> **Source text**:
Praying With Scripture
How easy it is to fall into the routine of
responding "Thanks be to God" whenever
we hear someone say "The Word of the
Lord". At times, it almost seems as
if "The Word of the Lord" is a
wake-up call after we have daydreamed for
a little while - are we really thankful,
or are we even aware, of this great Gift
given to us in the Word of the Lord?
Mary of Bethany treasured this Word. While
her sister Martha was distracted with much
serving, Mary received the Lord into her
house, and sat at His feet to listen to His
teaching. When Martha complained about Mary
not helping, the Lord replied: ""Martha,
Martha, you are anxious and troubled about
many things; one thing is needful. Mary has
chosen the good portion, which shall not
be taken away from her." (Luke 10.41-42).
Do we take the time to receive the Lord into
our hearts when we hear the words "A
reading from the book…"? Do we find
the presence of mind to remain in peace,
listening attentively at His feet while the
reading is spoken, or are we distracted like
Martha, thinking about the things that vie
for our attention rather than the Word?
In the Transfiguration, when the glory of
Jesus was revealed to three of the Apostles,
they heard the words of the Father spoken:
"This is my beloved Son, with whom I
am well pleased; listen to Him." (Matthew
17.5) Even today, these words are given to
us as a reminder to recall the great gift
that the Father has given to us in His Son.
When we listen to Him as we are called to
do, we open our hearts to accept the message
contained in the words spoken. We call to
mind the teaching behind the words, and we
ponder the meaning. We respond verbally with
thanksgiving, and internally with a resolve
to welcome the message of the Word deep within.
We allow the Word to take root and become
part of us.
In listening to the Word, we try to minimize
the internal noise of the many distractions
clamoring for our attention. St. John of
the Cross explains: "We shut the door
to all things [from which] distraction may
come, causing the memory to be still and
dumb, and the ear of the spirit to be attentive,
in silence, to God alone, saying with the
Prophet: "Speak, Lord, for Your servant
is listening. [1 Sm. 3.10]." (Ascent
of Mount Carmel, III.3.5).
Listening is not only part of the Liturgy
of the Word at Mass; it is a fundamental
part of our personal prayer. If we only speak
to the Lord without listening to Him, how
will our relationship with Him ever grow?
We have often heard it said that "listening
is the first duty of love."
A practical way to invite Him to speak to
us, and then to practice our listening, is
divine reading (or lectio divina). Lectio
Divina is a practical method of reading the
Word of God properly. Let us break open the
bible to the Parable of the Sower (Mark 4.1-20).

> **Instructions**:
1/ According to the reflection on praying with Scripture, which parable should the bible be opened to, and where is it found?
2/ Please quote the reflection on praying with Scripture from "When we listen" up to and including "Word deep within.".
3/ Write what comes next in the reflection on praying with Scripture, starting after its last sentence.

> **Material supplied**:

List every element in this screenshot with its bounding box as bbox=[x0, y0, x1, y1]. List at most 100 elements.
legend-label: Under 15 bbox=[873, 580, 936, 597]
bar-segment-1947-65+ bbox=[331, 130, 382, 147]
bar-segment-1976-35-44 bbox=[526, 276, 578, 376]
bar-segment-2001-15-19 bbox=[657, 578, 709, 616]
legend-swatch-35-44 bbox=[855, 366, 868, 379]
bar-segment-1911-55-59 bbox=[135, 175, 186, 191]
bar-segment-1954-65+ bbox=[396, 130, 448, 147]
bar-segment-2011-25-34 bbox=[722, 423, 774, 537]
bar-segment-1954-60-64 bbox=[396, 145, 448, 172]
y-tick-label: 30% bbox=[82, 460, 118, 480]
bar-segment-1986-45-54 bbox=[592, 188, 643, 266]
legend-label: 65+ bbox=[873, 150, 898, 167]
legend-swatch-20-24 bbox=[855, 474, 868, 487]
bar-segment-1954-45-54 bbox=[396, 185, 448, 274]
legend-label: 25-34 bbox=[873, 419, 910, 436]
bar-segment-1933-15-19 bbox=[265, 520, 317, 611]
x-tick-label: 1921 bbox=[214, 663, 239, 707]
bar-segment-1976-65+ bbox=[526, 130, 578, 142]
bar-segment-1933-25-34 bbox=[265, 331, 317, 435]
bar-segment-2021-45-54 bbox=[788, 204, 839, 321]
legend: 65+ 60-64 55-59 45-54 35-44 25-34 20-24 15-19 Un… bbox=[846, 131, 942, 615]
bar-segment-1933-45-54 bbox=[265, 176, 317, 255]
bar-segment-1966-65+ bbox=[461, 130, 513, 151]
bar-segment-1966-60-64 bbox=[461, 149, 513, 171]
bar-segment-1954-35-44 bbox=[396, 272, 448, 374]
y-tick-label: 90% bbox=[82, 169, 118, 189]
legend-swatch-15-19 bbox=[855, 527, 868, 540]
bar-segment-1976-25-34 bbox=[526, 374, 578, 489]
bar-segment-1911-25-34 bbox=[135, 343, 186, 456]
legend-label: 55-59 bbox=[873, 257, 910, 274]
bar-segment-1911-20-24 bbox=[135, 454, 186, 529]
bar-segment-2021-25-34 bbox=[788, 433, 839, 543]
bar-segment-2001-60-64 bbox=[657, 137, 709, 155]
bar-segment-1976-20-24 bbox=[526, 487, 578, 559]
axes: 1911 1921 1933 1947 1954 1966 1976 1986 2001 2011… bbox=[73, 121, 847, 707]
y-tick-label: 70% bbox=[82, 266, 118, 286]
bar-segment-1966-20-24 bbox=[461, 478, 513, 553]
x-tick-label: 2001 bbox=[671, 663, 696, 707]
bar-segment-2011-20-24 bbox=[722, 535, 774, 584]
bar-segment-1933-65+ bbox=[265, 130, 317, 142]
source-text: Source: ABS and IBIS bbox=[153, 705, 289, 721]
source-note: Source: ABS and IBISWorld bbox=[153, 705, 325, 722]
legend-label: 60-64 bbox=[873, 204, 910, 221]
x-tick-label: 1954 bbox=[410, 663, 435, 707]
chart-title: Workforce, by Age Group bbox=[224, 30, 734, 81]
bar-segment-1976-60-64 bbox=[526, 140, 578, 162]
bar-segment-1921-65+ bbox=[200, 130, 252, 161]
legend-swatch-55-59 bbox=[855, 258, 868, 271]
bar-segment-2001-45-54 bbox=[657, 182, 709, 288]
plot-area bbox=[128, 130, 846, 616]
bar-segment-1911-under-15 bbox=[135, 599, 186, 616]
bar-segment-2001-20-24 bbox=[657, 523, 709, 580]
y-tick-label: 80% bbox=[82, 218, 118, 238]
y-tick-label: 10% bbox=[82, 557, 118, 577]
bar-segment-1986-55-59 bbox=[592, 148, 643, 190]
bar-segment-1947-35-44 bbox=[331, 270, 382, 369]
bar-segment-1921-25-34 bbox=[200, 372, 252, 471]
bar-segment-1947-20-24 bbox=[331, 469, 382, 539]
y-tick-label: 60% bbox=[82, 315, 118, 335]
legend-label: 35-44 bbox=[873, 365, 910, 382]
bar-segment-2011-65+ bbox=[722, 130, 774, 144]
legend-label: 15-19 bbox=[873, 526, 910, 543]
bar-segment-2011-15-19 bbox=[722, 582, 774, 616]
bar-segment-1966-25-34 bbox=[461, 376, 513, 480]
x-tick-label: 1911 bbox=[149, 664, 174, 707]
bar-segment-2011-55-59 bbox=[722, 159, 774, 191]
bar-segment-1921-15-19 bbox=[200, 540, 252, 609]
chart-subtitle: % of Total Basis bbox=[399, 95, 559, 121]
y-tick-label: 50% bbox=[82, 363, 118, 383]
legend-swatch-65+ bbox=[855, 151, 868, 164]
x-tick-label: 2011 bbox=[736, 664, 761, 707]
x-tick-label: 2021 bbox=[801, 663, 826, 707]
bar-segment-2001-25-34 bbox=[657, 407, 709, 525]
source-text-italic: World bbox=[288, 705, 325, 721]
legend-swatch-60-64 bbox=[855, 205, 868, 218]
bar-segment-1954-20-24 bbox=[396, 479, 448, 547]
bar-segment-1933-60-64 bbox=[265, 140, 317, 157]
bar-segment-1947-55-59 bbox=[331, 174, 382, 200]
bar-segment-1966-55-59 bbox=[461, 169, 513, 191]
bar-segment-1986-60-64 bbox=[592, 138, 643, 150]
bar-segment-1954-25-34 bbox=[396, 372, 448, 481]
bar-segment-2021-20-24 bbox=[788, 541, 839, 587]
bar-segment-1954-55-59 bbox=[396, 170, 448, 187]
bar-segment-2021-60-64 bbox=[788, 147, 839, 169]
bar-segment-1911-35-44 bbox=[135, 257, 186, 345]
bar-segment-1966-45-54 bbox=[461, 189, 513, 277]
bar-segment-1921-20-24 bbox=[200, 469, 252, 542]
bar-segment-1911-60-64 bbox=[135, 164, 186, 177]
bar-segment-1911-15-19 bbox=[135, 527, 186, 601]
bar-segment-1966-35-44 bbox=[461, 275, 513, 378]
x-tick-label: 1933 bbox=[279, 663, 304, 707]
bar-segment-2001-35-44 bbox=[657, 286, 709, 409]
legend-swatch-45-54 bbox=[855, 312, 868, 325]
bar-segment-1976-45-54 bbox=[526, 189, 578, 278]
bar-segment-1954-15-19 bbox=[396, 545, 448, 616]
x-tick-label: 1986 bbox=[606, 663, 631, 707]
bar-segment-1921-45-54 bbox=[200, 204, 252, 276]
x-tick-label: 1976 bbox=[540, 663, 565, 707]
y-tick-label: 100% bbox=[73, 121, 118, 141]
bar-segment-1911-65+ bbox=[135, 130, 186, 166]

> **Response list**:
1/ The Parable of the Sower, in Mark 4.1-20.

2/
When we listen to Him as we are called to
do, we open our hearts to accept the message
contained in the words spoken. We call to
mind the teaching behind the words, and we
ponder the meaning. We respond verbally with
thanksgiving, and internally with a resolve
to welcome the message of the Word deep within.

3/
Finding a quiet and peaceful place, let us
read the passage very slowly, pronouncing
each syllable with care. Let the words be
heard clearly as they are spoken out loud.
Repeat each verse slowly as needed to allow
it to soak in. As we read, let us ponder
the meaning of the words in our minds, and
cherish them in our hearts. After five or
ten minutes of reading a short passage in
this way, it becomes planted in our hearts.
Let us spend another five or ten minutes
pondering the meaning of the passage, relating
to it as best as we can with the understanding
we have been given. Then let us respond to
the message we have heard with a resolve
to take what we learned to heart and to put
it into practice the next day.
This poem captures the beauty of the prayer
of listening to the Word deeply and meditatively,
from the perspective of Mary of Bethany.
Listen To Him
Mary welcomes Him from her heart,
And nestles at His feet to hear
Each word His lips are to impart --
Her mind is attentive and clear.
Like parched soil in early spring,
Her heart awaits to hear Him speak;
The rains of grace shower, stirring
Her heart to hold the Word she seeks.
The Word she hears becomes like seed:
In listening, this Word is sown;
The rains of grace nurture her need,
For this Word to mature full-grown.
He will speak to the heart that hears:
That cherishes the Word He brings;
That opens to Him as He nears -
And responds with heart-felt stirrings.
The seed that bears fruit is the Word;
How fertile are the hearts that heard!
Holy Spirit, open our ears
And hearts to welcome the Word in;
Form in us a true heart that hears
That the Word may take root within.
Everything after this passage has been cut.